Exercise material >>
**********
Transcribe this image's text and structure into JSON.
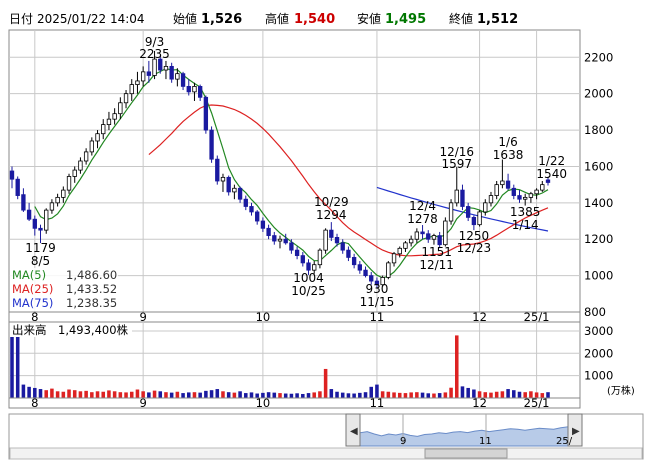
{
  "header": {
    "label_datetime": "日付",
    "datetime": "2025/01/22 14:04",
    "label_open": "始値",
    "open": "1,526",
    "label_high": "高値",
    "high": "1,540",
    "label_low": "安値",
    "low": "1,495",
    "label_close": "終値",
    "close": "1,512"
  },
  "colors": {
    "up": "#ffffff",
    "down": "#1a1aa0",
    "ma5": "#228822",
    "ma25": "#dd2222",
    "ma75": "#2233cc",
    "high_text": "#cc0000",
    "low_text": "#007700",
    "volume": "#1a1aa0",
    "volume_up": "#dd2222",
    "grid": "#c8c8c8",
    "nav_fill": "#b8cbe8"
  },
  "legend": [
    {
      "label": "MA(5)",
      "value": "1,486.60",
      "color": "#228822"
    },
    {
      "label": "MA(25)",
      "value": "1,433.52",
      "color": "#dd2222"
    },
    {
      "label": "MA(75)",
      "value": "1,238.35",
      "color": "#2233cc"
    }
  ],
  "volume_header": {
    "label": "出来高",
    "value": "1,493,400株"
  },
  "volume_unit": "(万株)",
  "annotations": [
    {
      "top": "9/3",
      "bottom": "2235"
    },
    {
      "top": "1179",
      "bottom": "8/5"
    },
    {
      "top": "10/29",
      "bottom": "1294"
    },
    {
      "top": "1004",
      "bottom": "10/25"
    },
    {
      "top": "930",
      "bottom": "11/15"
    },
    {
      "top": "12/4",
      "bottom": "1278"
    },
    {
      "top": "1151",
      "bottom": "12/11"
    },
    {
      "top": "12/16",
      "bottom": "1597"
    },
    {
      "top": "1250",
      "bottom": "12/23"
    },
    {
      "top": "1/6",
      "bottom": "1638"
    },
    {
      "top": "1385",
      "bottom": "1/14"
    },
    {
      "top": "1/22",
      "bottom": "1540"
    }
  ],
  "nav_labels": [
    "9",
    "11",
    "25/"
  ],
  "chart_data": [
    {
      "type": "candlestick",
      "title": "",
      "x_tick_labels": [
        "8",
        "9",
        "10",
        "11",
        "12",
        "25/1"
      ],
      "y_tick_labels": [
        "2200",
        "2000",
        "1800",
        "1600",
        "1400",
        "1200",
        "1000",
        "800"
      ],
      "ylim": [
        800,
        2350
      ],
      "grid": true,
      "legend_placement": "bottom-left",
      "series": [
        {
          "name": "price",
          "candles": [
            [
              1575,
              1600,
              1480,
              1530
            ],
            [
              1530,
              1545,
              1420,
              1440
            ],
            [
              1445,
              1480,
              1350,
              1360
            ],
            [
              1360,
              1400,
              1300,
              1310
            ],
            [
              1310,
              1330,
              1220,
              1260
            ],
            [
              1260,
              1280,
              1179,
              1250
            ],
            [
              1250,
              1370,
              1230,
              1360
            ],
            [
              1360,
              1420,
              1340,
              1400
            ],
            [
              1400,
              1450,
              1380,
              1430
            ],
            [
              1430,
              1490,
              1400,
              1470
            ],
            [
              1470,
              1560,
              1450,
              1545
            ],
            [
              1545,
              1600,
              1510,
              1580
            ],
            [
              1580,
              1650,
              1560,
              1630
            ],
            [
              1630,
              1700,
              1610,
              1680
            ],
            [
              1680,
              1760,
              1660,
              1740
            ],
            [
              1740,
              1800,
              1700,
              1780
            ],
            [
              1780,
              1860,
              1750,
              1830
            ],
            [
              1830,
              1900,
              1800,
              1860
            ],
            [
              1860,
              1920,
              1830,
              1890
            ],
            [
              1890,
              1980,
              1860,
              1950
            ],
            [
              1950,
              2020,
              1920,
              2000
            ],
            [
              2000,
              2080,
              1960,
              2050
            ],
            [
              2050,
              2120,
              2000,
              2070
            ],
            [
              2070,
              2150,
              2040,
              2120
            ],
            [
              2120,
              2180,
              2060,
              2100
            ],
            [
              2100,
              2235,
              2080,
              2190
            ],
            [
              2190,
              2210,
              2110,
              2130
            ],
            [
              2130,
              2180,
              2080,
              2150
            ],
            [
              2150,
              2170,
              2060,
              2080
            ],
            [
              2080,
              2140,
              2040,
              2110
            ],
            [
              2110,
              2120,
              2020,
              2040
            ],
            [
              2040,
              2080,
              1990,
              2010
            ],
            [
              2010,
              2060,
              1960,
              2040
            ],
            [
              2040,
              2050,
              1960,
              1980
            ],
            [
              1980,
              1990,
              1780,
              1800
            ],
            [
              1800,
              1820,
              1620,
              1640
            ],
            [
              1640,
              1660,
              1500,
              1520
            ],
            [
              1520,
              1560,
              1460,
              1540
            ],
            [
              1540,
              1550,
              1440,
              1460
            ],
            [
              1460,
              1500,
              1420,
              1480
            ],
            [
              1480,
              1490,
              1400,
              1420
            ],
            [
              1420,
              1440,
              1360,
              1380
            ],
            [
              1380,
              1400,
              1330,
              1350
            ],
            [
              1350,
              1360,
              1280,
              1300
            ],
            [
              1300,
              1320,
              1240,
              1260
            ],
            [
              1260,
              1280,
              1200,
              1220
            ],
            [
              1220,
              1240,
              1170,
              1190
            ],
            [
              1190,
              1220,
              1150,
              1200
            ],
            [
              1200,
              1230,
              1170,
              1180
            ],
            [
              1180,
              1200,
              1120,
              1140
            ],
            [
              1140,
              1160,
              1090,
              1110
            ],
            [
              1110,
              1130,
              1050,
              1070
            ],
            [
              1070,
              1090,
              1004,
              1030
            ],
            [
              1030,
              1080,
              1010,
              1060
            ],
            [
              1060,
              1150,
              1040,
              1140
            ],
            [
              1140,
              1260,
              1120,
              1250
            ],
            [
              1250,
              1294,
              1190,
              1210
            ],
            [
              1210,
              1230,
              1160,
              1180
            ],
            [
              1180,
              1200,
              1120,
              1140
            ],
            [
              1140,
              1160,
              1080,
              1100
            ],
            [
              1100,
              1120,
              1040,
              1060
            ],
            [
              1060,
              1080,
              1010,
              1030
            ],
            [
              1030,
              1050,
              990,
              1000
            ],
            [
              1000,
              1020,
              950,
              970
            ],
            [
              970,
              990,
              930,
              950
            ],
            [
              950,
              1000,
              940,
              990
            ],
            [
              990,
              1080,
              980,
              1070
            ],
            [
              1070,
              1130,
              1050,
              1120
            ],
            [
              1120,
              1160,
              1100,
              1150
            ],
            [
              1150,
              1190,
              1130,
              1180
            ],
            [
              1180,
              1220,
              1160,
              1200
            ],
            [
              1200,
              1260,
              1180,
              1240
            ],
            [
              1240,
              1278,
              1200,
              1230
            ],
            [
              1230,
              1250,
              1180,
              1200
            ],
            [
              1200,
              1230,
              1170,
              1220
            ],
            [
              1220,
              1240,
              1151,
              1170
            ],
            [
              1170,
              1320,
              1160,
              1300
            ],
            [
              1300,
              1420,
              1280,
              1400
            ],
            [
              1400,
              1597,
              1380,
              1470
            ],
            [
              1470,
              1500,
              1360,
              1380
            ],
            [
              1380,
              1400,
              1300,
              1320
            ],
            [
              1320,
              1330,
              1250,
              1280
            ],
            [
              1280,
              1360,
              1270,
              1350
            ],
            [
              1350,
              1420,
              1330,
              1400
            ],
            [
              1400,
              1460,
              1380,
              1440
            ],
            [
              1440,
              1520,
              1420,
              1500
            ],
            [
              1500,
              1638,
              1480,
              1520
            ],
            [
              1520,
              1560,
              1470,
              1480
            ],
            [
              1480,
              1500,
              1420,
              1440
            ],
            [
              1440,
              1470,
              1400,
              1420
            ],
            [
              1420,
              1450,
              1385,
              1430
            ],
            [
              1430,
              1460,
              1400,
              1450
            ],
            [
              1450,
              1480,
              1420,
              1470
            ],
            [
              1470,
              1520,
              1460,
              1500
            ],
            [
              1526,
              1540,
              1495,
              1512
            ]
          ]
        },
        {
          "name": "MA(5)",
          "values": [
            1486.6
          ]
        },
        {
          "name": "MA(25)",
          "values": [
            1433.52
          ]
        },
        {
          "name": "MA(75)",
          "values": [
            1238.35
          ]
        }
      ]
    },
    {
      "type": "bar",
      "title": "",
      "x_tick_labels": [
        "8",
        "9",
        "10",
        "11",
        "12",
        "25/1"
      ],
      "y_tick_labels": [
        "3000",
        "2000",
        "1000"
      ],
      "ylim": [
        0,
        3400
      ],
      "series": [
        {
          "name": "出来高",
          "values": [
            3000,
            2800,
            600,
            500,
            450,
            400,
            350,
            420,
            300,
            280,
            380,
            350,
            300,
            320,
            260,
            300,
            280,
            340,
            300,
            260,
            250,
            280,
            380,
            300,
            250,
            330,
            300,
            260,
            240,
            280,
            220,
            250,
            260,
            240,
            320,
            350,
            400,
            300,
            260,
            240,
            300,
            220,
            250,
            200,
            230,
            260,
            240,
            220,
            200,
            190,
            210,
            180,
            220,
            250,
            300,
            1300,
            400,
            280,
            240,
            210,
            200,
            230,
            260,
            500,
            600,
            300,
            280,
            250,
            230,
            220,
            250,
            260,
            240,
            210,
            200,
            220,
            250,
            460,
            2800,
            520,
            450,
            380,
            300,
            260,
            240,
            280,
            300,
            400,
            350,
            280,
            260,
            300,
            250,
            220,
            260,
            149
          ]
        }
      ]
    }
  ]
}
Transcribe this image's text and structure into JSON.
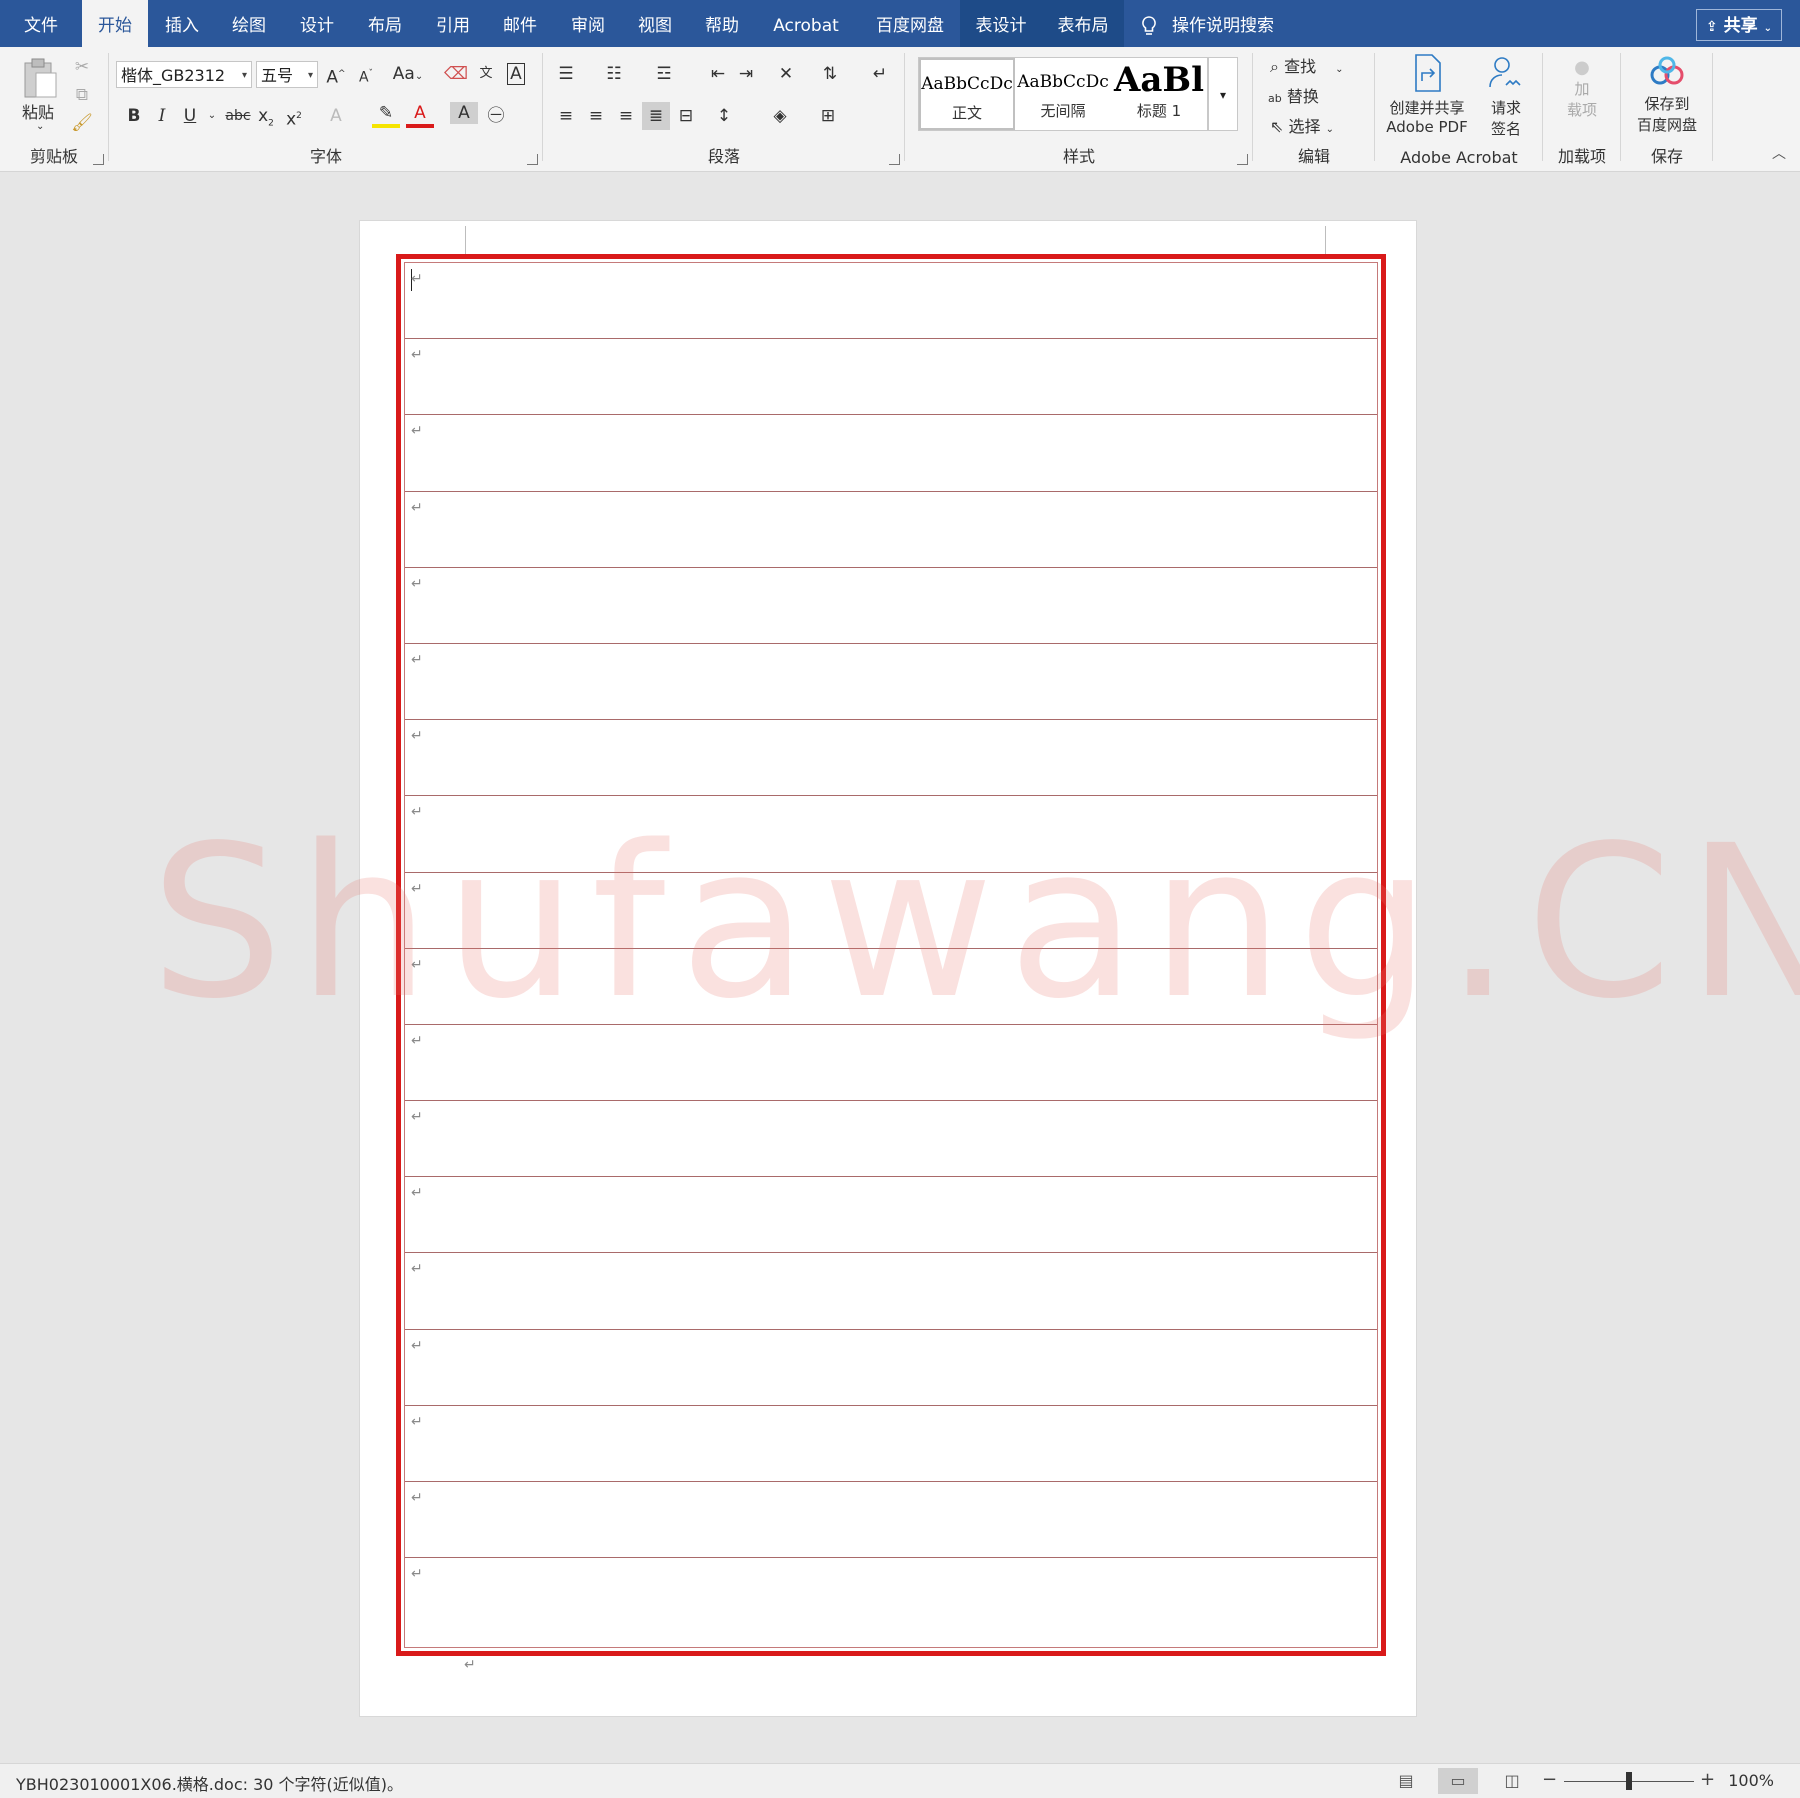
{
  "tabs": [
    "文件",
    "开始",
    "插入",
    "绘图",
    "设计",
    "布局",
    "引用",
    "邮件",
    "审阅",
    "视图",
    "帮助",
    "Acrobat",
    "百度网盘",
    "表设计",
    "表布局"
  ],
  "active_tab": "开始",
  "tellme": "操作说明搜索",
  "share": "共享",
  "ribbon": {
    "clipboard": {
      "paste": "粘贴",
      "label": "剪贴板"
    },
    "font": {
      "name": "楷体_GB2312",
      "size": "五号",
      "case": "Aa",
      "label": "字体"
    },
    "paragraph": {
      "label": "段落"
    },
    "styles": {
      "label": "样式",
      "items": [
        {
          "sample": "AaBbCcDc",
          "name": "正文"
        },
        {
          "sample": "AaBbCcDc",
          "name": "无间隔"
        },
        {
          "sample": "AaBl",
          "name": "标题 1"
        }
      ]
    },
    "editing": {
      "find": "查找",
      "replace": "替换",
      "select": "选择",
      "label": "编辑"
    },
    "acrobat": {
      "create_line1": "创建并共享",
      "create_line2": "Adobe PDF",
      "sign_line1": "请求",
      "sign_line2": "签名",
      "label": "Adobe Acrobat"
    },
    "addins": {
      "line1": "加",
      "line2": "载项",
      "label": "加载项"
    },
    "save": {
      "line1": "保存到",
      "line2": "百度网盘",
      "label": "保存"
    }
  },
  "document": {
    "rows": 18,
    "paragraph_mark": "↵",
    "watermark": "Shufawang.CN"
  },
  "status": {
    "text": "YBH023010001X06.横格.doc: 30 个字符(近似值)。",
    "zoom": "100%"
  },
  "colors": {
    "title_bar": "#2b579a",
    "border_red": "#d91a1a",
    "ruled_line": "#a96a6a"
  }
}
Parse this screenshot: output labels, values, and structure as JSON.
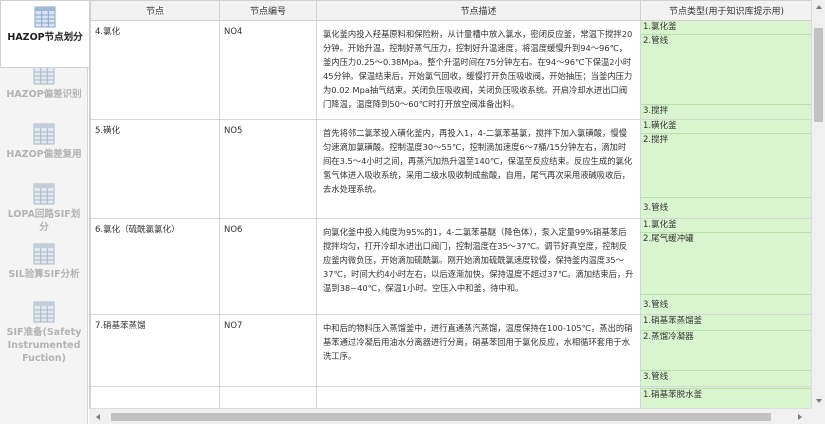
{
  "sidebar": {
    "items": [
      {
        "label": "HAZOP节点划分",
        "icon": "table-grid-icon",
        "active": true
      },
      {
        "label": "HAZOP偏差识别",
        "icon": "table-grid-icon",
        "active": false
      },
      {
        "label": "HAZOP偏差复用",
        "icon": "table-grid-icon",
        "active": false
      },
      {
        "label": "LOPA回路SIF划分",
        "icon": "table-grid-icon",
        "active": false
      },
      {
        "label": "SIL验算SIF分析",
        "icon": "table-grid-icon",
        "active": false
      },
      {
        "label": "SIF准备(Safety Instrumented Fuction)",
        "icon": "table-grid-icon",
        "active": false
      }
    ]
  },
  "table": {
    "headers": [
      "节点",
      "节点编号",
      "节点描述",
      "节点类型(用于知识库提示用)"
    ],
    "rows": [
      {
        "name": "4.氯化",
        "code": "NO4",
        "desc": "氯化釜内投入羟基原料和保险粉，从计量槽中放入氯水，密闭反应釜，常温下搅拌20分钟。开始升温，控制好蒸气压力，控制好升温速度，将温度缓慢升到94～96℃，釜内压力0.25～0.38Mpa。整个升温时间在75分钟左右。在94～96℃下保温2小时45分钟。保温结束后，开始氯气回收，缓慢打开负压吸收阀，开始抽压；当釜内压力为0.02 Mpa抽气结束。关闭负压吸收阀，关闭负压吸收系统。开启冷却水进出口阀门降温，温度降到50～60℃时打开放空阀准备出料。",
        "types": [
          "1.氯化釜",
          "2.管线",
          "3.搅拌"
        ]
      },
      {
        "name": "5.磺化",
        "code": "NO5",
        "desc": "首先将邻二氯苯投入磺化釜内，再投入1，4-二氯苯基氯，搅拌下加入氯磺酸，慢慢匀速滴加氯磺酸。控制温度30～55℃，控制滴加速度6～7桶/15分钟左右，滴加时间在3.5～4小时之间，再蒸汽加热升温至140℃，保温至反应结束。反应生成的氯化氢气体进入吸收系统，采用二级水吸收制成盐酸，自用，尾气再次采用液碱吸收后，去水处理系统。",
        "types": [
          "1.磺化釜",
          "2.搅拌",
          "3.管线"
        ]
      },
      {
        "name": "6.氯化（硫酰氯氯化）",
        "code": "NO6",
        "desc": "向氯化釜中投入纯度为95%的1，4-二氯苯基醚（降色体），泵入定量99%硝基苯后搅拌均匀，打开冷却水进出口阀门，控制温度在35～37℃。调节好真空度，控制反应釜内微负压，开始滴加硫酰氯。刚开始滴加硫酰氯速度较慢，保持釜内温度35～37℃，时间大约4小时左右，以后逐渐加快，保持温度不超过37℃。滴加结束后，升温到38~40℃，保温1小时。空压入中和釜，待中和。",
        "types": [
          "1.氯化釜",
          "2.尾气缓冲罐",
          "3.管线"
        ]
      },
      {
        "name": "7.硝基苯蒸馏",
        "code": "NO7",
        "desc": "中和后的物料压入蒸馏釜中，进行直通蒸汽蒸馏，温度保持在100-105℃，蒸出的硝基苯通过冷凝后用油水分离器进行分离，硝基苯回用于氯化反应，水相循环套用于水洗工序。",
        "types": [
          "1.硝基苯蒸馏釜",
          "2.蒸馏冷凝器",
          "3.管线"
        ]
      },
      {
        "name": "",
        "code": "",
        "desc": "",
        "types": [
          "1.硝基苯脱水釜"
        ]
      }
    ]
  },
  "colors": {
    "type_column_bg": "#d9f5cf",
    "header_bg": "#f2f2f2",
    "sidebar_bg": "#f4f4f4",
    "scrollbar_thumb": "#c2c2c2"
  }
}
**********
Set exercise >>
Of the lines above, how many contain the word "Adobe"? Provide the number and nothing else.

Exercise result >>
2